◆ **What you will do**
Each line below either holds the string "обстановки" or doesn't. Count those that do and give only the number.

◆ **Data in this exercise**

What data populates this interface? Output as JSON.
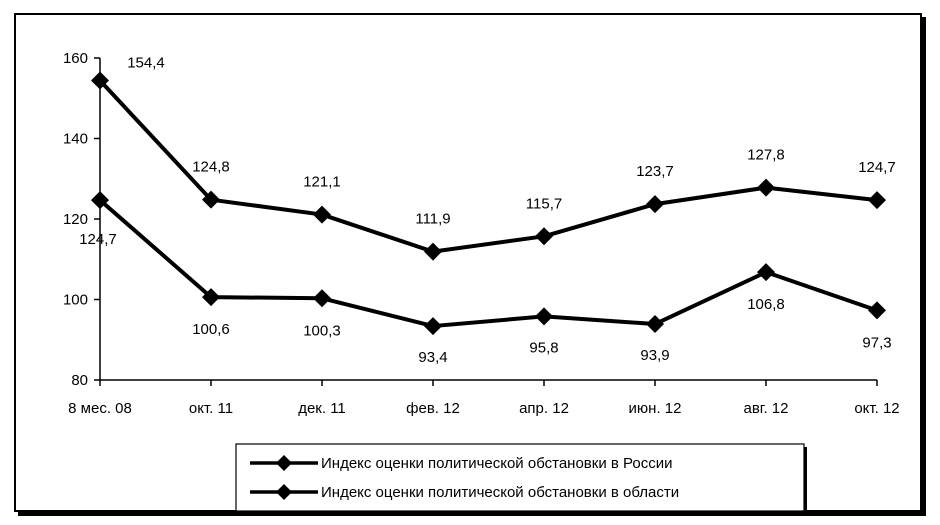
{
  "chart_data": {
    "type": "line",
    "categories": [
      "8 мес. 08",
      "окт. 11",
      "дек. 11",
      "фев. 12",
      "апр. 12",
      "июн. 12",
      "авг. 12",
      "окт. 12"
    ],
    "series": [
      {
        "name": "Индекс оценки политической обстановки в России",
        "values": [
          154.4,
          124.8,
          121.1,
          111.9,
          115.7,
          123.7,
          127.8,
          124.7
        ],
        "labels": [
          "154,4",
          "124,8",
          "121,1",
          "111,9",
          "115,7",
          "123,7",
          "127,8",
          "124,7"
        ],
        "color": "#000000",
        "marker": "diamond"
      },
      {
        "name": "Индекс оценки политической обстановки в области",
        "values": [
          124.7,
          100.6,
          100.3,
          93.4,
          95.8,
          93.9,
          106.8,
          97.3
        ],
        "labels": [
          "124,7",
          "100,6",
          "100,3",
          "93,4",
          "95,8",
          "93,9",
          "106,8",
          "97,3"
        ],
        "color": "#000000",
        "marker": "diamond"
      }
    ],
    "yticks": [
      "80",
      "100",
      "120",
      "140",
      "160"
    ],
    "ylim": [
      80,
      160
    ],
    "grid": false,
    "legend_position": "bottom"
  }
}
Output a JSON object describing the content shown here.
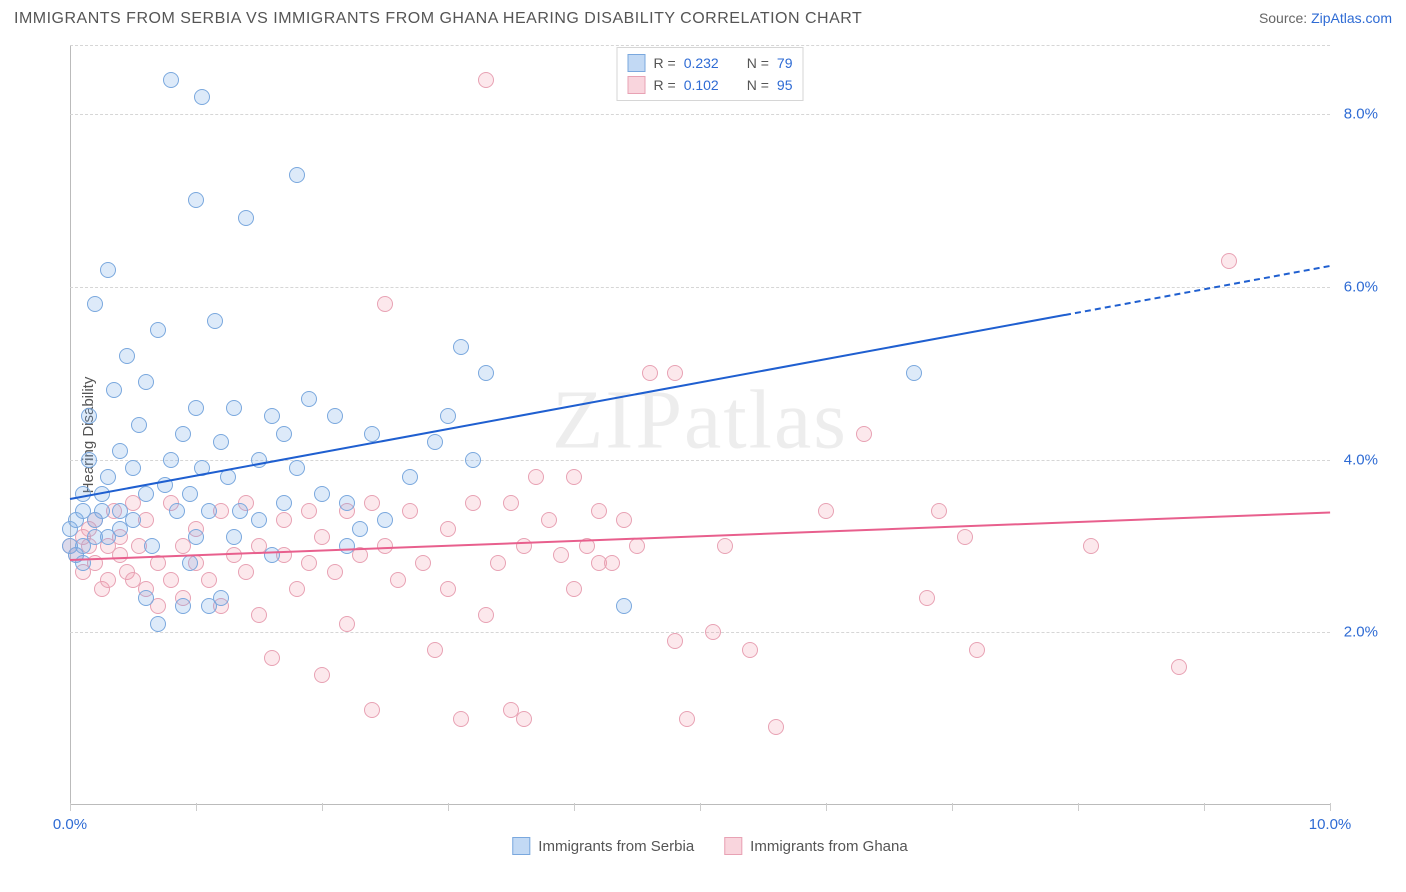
{
  "title": "IMMIGRANTS FROM SERBIA VS IMMIGRANTS FROM GHANA HEARING DISABILITY CORRELATION CHART",
  "source_label": "Source: ",
  "source_name": "ZipAtlas.com",
  "watermark": "ZIPatlas",
  "ylabel": "Hearing Disability",
  "chart": {
    "type": "scatter",
    "xlim": [
      0,
      10
    ],
    "ylim": [
      0,
      8.8
    ],
    "xticks": [
      0.0,
      10.0
    ],
    "xtick_labels": [
      "0.0%",
      "10.0%"
    ],
    "x_minor_ticks": [
      0,
      1,
      2,
      3,
      4,
      5,
      6,
      7,
      8,
      9,
      10
    ],
    "yticks": [
      2.0,
      4.0,
      6.0,
      8.0
    ],
    "ytick_labels": [
      "2.0%",
      "4.0%",
      "6.0%",
      "8.0%"
    ],
    "grid_color": "#d6d6d6",
    "background_color": "#ffffff",
    "marker_size": 16,
    "marker_opacity": 0.25,
    "line_width": 2.5
  },
  "legend_top": {
    "rows": [
      {
        "swatch": "a",
        "r_label": "R =",
        "r_value": "0.232",
        "n_label": "N =",
        "n_value": "79"
      },
      {
        "swatch": "b",
        "r_label": "R =",
        "r_value": "0.102",
        "n_label": "N =",
        "n_value": "95"
      }
    ]
  },
  "legend_bottom": {
    "items": [
      {
        "swatch": "a",
        "label": "Immigrants from Serbia"
      },
      {
        "swatch": "b",
        "label": "Immigrants from Ghana"
      }
    ]
  },
  "series": {
    "a": {
      "name": "Immigrants from Serbia",
      "color": "#7aa8de",
      "fill": "rgba(120,170,230,0.25)",
      "trend": {
        "m": 0.27,
        "b": 3.55,
        "solid_xmax": 7.9,
        "dash_xmax": 10.0,
        "color": "#1f5fd0"
      },
      "points": [
        [
          0.0,
          3.2
        ],
        [
          0.0,
          3.0
        ],
        [
          0.05,
          3.3
        ],
        [
          0.05,
          2.9
        ],
        [
          0.1,
          3.4
        ],
        [
          0.1,
          3.6
        ],
        [
          0.1,
          3.0
        ],
        [
          0.1,
          2.8
        ],
        [
          0.15,
          4.5
        ],
        [
          0.15,
          4.0
        ],
        [
          0.2,
          3.3
        ],
        [
          0.2,
          3.1
        ],
        [
          0.2,
          5.8
        ],
        [
          0.25,
          3.4
        ],
        [
          0.25,
          3.6
        ],
        [
          0.3,
          6.2
        ],
        [
          0.3,
          3.8
        ],
        [
          0.3,
          3.1
        ],
        [
          0.35,
          4.8
        ],
        [
          0.4,
          4.1
        ],
        [
          0.4,
          3.4
        ],
        [
          0.4,
          3.2
        ],
        [
          0.45,
          5.2
        ],
        [
          0.5,
          3.9
        ],
        [
          0.5,
          3.3
        ],
        [
          0.55,
          4.4
        ],
        [
          0.6,
          3.6
        ],
        [
          0.6,
          4.9
        ],
        [
          0.6,
          2.4
        ],
        [
          0.65,
          3.0
        ],
        [
          0.7,
          2.1
        ],
        [
          0.7,
          5.5
        ],
        [
          0.75,
          3.7
        ],
        [
          0.8,
          8.4
        ],
        [
          0.8,
          4.0
        ],
        [
          0.85,
          3.4
        ],
        [
          0.9,
          2.3
        ],
        [
          0.9,
          4.3
        ],
        [
          0.95,
          2.8
        ],
        [
          0.95,
          3.6
        ],
        [
          1.0,
          7.0
        ],
        [
          1.0,
          4.6
        ],
        [
          1.0,
          3.1
        ],
        [
          1.05,
          8.2
        ],
        [
          1.05,
          3.9
        ],
        [
          1.1,
          2.3
        ],
        [
          1.1,
          3.4
        ],
        [
          1.15,
          5.6
        ],
        [
          1.2,
          4.2
        ],
        [
          1.2,
          2.4
        ],
        [
          1.25,
          3.8
        ],
        [
          1.3,
          3.1
        ],
        [
          1.3,
          4.6
        ],
        [
          1.35,
          3.4
        ],
        [
          1.4,
          6.8
        ],
        [
          1.5,
          4.0
        ],
        [
          1.5,
          3.3
        ],
        [
          1.6,
          4.5
        ],
        [
          1.6,
          2.9
        ],
        [
          1.7,
          4.3
        ],
        [
          1.7,
          3.5
        ],
        [
          1.8,
          7.3
        ],
        [
          1.8,
          3.9
        ],
        [
          1.9,
          4.7
        ],
        [
          2.0,
          3.6
        ],
        [
          2.1,
          4.5
        ],
        [
          2.2,
          3.0
        ],
        [
          2.2,
          3.5
        ],
        [
          2.3,
          3.2
        ],
        [
          2.4,
          4.3
        ],
        [
          2.5,
          3.3
        ],
        [
          2.7,
          3.8
        ],
        [
          2.9,
          4.2
        ],
        [
          3.0,
          4.5
        ],
        [
          3.1,
          5.3
        ],
        [
          3.2,
          4.0
        ],
        [
          3.3,
          5.0
        ],
        [
          4.4,
          2.3
        ],
        [
          6.7,
          5.0
        ]
      ]
    },
    "b": {
      "name": "Immigrants from Ghana",
      "color": "#e8a2b4",
      "fill": "rgba(240,150,170,0.22)",
      "trend": {
        "m": 0.055,
        "b": 2.85,
        "solid_xmax": 10.0,
        "dash_xmax": 10.0,
        "color": "#e85f8d"
      },
      "points": [
        [
          0.0,
          3.0
        ],
        [
          0.05,
          2.9
        ],
        [
          0.1,
          3.1
        ],
        [
          0.1,
          2.7
        ],
        [
          0.15,
          3.2
        ],
        [
          0.15,
          3.0
        ],
        [
          0.2,
          2.8
        ],
        [
          0.2,
          3.3
        ],
        [
          0.25,
          2.5
        ],
        [
          0.3,
          3.0
        ],
        [
          0.3,
          2.6
        ],
        [
          0.35,
          3.4
        ],
        [
          0.4,
          2.9
        ],
        [
          0.4,
          3.1
        ],
        [
          0.45,
          2.7
        ],
        [
          0.5,
          3.5
        ],
        [
          0.5,
          2.6
        ],
        [
          0.55,
          3.0
        ],
        [
          0.6,
          2.5
        ],
        [
          0.6,
          3.3
        ],
        [
          0.7,
          2.8
        ],
        [
          0.7,
          2.3
        ],
        [
          0.8,
          3.5
        ],
        [
          0.8,
          2.6
        ],
        [
          0.9,
          3.0
        ],
        [
          0.9,
          2.4
        ],
        [
          1.0,
          2.8
        ],
        [
          1.0,
          3.2
        ],
        [
          1.1,
          2.6
        ],
        [
          1.2,
          3.4
        ],
        [
          1.2,
          2.3
        ],
        [
          1.3,
          2.9
        ],
        [
          1.4,
          2.7
        ],
        [
          1.4,
          3.5
        ],
        [
          1.5,
          2.2
        ],
        [
          1.5,
          3.0
        ],
        [
          1.6,
          1.7
        ],
        [
          1.7,
          2.9
        ],
        [
          1.7,
          3.3
        ],
        [
          1.8,
          2.5
        ],
        [
          1.9,
          3.4
        ],
        [
          1.9,
          2.8
        ],
        [
          2.0,
          3.1
        ],
        [
          2.0,
          1.5
        ],
        [
          2.1,
          2.7
        ],
        [
          2.2,
          3.4
        ],
        [
          2.2,
          2.1
        ],
        [
          2.3,
          2.9
        ],
        [
          2.4,
          3.5
        ],
        [
          2.4,
          1.1
        ],
        [
          2.5,
          5.8
        ],
        [
          2.5,
          3.0
        ],
        [
          2.6,
          2.6
        ],
        [
          2.7,
          3.4
        ],
        [
          2.8,
          2.8
        ],
        [
          2.9,
          1.8
        ],
        [
          3.0,
          3.2
        ],
        [
          3.0,
          2.5
        ],
        [
          3.1,
          1.0
        ],
        [
          3.2,
          3.5
        ],
        [
          3.3,
          8.4
        ],
        [
          3.3,
          2.2
        ],
        [
          3.4,
          2.8
        ],
        [
          3.5,
          3.5
        ],
        [
          3.5,
          1.1
        ],
        [
          3.6,
          3.0
        ],
        [
          3.6,
          1.0
        ],
        [
          3.7,
          3.8
        ],
        [
          3.8,
          3.3
        ],
        [
          3.9,
          2.9
        ],
        [
          4.0,
          3.8
        ],
        [
          4.0,
          2.5
        ],
        [
          4.1,
          3.0
        ],
        [
          4.2,
          2.8
        ],
        [
          4.2,
          3.4
        ],
        [
          4.3,
          2.8
        ],
        [
          4.4,
          3.3
        ],
        [
          4.5,
          3.0
        ],
        [
          4.6,
          5.0
        ],
        [
          4.8,
          5.0
        ],
        [
          4.8,
          1.9
        ],
        [
          4.9,
          1.0
        ],
        [
          5.1,
          2.0
        ],
        [
          5.2,
          3.0
        ],
        [
          5.4,
          1.8
        ],
        [
          5.6,
          0.9
        ],
        [
          6.0,
          3.4
        ],
        [
          6.3,
          4.3
        ],
        [
          6.8,
          2.4
        ],
        [
          6.9,
          3.4
        ],
        [
          7.1,
          3.1
        ],
        [
          7.2,
          1.8
        ],
        [
          8.1,
          3.0
        ],
        [
          8.8,
          1.6
        ],
        [
          9.2,
          6.3
        ]
      ]
    }
  }
}
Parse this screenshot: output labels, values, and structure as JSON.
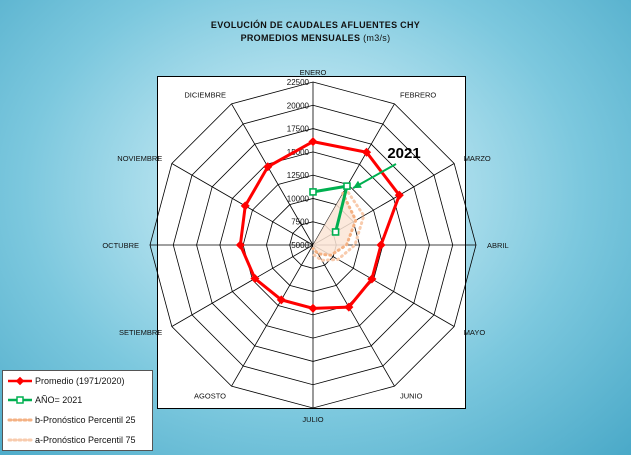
{
  "chart_data": {
    "type": "radar",
    "title": "EVOLUCIÓN DE CAUDALES AFLUENTES CHY",
    "subtitle": "PROMEDIOS MENSUALES",
    "unit": "(m3/s)",
    "categories": [
      "ENERO",
      "FEBRERO",
      "MARZO",
      "ABRIL",
      "MAYO",
      "JUNIO",
      "JULIO",
      "AGOSTO",
      "SETIEMBRE",
      "OCTUBRE",
      "NOVIEMBRE",
      "DICIEMBRE"
    ],
    "radial_axis": {
      "min": 5000,
      "max": 22500,
      "step": 2500,
      "tick_labels": [
        "5000",
        "7500",
        "10000",
        "12500",
        "15000",
        "17500",
        "20000",
        "22500"
      ]
    },
    "annotation": "2021",
    "legend_position": "bottom-left",
    "series": [
      {
        "name": "Promedio (1971/2020)",
        "color": "#ff0000",
        "values": [
          16100,
          16500,
          15700,
          12300,
          12300,
          12700,
          11800,
          11800,
          12200,
          12800,
          13400,
          14700
        ]
      },
      {
        "name": "AÑO= 2021",
        "color": "#00b050",
        "values": [
          10700,
          12300,
          7800,
          null,
          null,
          null,
          null,
          null,
          null,
          null,
          null,
          null
        ]
      },
      {
        "name": "b-Pronóstico Percentil 25",
        "color": "#f4b183",
        "values": [
          null,
          11400,
          10300,
          8600,
          7200,
          6100,
          5400,
          null,
          null,
          null,
          null,
          null
        ]
      },
      {
        "name": "a-Pronóstico Percentil 75",
        "color": "#f8cbad",
        "values": [
          null,
          12000,
          11300,
          9500,
          8100,
          6900,
          6000,
          null,
          null,
          null,
          null,
          null
        ]
      }
    ]
  }
}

◆ **Response to the task**
2